Exercise
Repeat the entire listing exactly.
....................
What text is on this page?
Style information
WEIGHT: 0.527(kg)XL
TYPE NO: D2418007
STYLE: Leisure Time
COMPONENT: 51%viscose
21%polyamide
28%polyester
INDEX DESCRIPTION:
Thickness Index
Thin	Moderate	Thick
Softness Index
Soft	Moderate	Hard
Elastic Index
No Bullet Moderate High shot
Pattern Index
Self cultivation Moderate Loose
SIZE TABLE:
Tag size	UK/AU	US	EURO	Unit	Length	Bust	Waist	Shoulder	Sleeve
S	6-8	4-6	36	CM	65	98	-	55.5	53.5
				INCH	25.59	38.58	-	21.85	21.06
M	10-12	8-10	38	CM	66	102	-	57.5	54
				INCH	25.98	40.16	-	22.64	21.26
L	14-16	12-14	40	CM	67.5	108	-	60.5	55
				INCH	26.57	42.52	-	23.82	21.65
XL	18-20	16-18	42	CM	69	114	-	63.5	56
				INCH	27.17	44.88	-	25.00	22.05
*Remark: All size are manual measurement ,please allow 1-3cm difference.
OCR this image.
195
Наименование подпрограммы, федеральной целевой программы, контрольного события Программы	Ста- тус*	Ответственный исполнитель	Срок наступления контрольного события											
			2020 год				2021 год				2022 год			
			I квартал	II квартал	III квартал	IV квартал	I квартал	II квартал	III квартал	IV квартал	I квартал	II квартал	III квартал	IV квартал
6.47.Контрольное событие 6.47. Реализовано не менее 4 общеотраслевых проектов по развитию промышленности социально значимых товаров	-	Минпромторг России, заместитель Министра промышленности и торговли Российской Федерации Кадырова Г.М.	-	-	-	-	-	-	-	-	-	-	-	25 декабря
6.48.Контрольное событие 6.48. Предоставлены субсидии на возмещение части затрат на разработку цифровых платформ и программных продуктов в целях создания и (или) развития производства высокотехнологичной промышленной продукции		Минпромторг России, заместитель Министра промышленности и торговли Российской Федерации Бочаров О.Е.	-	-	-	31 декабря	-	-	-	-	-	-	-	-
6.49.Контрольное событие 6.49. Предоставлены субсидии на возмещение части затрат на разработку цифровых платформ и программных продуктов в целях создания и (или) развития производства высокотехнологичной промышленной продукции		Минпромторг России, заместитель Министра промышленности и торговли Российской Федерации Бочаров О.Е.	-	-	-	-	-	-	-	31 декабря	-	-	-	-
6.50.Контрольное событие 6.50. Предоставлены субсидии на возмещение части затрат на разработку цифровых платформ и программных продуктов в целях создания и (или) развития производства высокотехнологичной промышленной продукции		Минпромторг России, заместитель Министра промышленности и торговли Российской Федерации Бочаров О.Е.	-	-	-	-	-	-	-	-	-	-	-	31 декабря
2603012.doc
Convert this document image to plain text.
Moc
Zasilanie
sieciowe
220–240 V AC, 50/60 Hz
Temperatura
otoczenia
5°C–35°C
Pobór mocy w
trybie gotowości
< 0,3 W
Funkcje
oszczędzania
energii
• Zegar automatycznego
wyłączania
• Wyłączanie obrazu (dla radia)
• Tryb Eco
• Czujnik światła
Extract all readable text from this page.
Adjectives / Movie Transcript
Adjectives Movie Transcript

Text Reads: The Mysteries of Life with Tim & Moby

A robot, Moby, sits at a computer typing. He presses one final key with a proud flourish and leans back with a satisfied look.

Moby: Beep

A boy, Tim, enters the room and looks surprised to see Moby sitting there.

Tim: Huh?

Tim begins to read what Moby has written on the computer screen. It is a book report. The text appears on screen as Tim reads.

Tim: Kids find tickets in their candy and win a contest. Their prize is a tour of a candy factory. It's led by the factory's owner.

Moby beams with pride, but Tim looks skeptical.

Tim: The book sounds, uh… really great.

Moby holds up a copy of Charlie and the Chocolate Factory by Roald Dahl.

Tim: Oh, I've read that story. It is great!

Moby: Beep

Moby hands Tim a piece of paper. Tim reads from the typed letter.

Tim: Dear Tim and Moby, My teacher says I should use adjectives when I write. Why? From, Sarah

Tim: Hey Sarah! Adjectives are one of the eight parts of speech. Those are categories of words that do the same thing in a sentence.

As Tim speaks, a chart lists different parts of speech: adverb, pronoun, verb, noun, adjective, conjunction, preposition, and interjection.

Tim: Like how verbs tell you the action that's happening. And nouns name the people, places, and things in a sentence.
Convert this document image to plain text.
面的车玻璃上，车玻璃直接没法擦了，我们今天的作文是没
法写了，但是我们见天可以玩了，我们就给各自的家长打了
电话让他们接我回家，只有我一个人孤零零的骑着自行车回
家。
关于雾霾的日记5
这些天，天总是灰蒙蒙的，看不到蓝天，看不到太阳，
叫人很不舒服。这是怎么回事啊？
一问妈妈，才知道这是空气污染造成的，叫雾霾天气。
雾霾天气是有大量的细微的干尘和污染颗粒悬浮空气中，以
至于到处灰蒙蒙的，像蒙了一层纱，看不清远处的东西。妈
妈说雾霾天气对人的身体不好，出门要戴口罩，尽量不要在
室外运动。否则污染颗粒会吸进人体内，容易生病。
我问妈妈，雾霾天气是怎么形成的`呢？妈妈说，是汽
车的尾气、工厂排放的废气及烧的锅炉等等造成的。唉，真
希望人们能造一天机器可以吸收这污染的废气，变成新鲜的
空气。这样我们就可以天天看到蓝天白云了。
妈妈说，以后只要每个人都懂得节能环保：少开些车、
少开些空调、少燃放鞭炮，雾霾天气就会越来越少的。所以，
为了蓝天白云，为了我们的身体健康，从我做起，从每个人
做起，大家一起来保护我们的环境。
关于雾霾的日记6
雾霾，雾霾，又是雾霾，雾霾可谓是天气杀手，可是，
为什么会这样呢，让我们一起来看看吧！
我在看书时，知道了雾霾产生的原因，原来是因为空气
....................
Result
What text is on this page?
Style information
WEIGHT: 0.527(kg)XL
TYPE NO: D2418007
STYLE: Leisure Time
COMPONENT: 51%viscose
21%polyamide
28%polyester
INDEX DESCRIPTION:
Thickness Index
Thin	Moderate	Thick
Softness Index
Soft	Moderate	Hard
Elastic Index
No Bullet Moderate High shot
Pattern Index
Self cultivation Moderate Loose
SIZE TABLE:
Tag size	UK/AU	US	EURO	Unit	Length	Bust	Waist	Shoulder	Sleeve
S	6-8	4-6	36	CM	65	98	-	55.5	53.5
				INCH	25.59	38.58	-	21.85	21.06
M	10-12	8-10	38	CM	66	102	-	57.5	54
				INCH	25.98	40.16	-	22.64	21.26
L	14-16	12-14	40	CM	67.5	108	-	60.5	55
				INCH	26.57	42.52	-	23.82	21.65
XL	18-20	16-18	42	CM	69	114	-	63.5	56
				INCH	27.17	44.88	-	25.00	22.05
*Remark: All size are manual measurement ,please allow 1-3cm difference.
OCR this image.
195
Наименование подпрограммы, федеральной целевой программы, контрольного события Программы	Ста- тус*	Ответственный исполнитель	Срок наступления контрольного события											
			2020 год				2021 год				2022 год			
			I квартал	II квартал	III квартал	IV квартал	I квартал	II квартал	III квартал	IV квартал	I квартал	II квартал	III квартал	IV квартал
6.47.Контрольное событие 6.47. Реализовано не менее 4 общеотраслевых проектов по развитию промышленности социально значимых товаров	-	Минпромторг России, заместитель Министра промышленности и торговли Российской Федерации Кадырова Г.М.	-	-	-	-	-	-	-	-	-	-	-	25 декабря
6.48.Контрольное событие 6.48. Предоставлены субсидии на возмещение части затрат на разработку цифровых платформ и программных продуктов в целях создания и (или) развития производства высокотехнологичной промышленной продукции		Минпромторг России, заместитель Министра промышленности и торговли Российской Федерации Бочаров О.Е.	-	-	-	31 декабря	-	-	-	-	-	-	-	-
6.49.Контрольное событие 6.49. Предоставлены субсидии на возмещение части затрат на разработку цифровых платформ и программных продуктов в целях создания и (или) развития производства высокотехнологичной промышленной продукции		Минпромторг России, заместитель Министра промышленности и торговли Российской Федерации Бочаров О.Е.	-	-	-	-	-	-	-	31 декабря	-	-	-	-
6.50.Контрольное событие 6.50. Предоставлены субсидии на возмещение части затрат на разработку цифровых платформ и программных продуктов в целях создания и (или) развития производства высокотехнологичной промышленной продукции		Минпромторг России, заместитель Министра промышленности и торговли Российской Федерации Бочаров О.Е.	-	-	-	-	-	-	-	-	-	-	-	31 декабря
2603012.doc
Convert this document image to plain text.
Moc
Zasilanie
sieciowe
220–240 V AC, 50/60 Hz
Temperatura
otoczenia
5°C–35°C
Pobór mocy w
trybie gotowości
< 0,3 W
Funkcje
oszczędzania
energii
• Zegar automatycznego
wyłączania
• Wyłączanie obrazu (dla radia)
• Tryb Eco
• Czujnik światła
Extract all readable text from this page.
Adjectives / Movie Transcript
Adjectives Movie Transcript

Text Reads: The Mysteries of Life with Tim & Moby

A robot, Moby, sits at a computer typing. He presses one final key with a proud flourish and leans back with a satisfied look.

Moby: Beep

A boy, Tim, enters the room and looks surprised to see Moby sitting there.

Tim: Huh?

Tim begins to read what Moby has written on the computer screen. It is a book report. The text appears on screen as Tim reads.

Tim: Kids find tickets in their candy and win a contest. Their prize is a tour of a candy factory. It's led by the factory's owner.

Moby beams with pride, but Tim looks skeptical.

Tim: The book sounds, uh… really great.

Moby holds up a copy of Charlie and the Chocolate Factory by Roald Dahl.

Tim: Oh, I've read that story. It is great!

Moby: Beep

Moby hands Tim a piece of paper. Tim reads from the typed letter.

Tim: Dear Tim and Moby, My teacher says I should use adjectives when I write. Why? From, Sarah

Tim: Hey Sarah! Adjectives are one of the eight parts of speech. Those are categories of words that do the same thing in a sentence.

As Tim speaks, a chart lists different parts of speech: adverb, pronoun, verb, noun, adjective, conjunction, preposition, and interjection.

Tim: Like how verbs tell you the action that's happening. And nouns name the people, places, and things in a sentence.
Convert this document image to plain text.
面的车玻璃上，车玻璃直接没法擦了，我们今天的作文是没
法写了，但是我们见天可以玩了，我们就给各自的家长打了
电话让他们接我回家，只有我一个人孤零零的骑着自行车回
家。
关于雾霾的日记5
这些天，天总是灰蒙蒙的，看不到蓝天，看不到太阳，
叫人很不舒服。这是怎么回事啊？
一问妈妈，才知道这是空气污染造成的，叫雾霾天气。
雾霾天气是有大量的细微的干尘和污染颗粒悬浮空气中，以
至于到处灰蒙蒙的，像蒙了一层纱，看不清远处的东西。妈
妈说雾霾天气对人的身体不好，出门要戴口罩，尽量不要在
室外运动。否则污染颗粒会吸进人体内，容易生病。
我问妈妈，雾霾天气是怎么形成的`呢？妈妈说，是汽
车的尾气、工厂排放的废气及烧的锅炉等等造成的。唉，真
希望人们能造一天机器可以吸收这污染的废气，变成新鲜的
空气。这样我们就可以天天看到蓝天白云了。
妈妈说，以后只要每个人都懂得节能环保：少开些车、
少开些空调、少燃放鞭炮，雾霾天气就会越来越少的。所以，
为了蓝天白云，为了我们的身体健康，从我做起，从每个人
做起，大家一起来保护我们的环境。
关于雾霾的日记6
雾霾，雾霾，又是雾霾，雾霾可谓是天气杀手，可是，
为什么会这样呢，让我们一起来看看吧！
我在看书时，知道了雾霾产生的原因，原来是因为空气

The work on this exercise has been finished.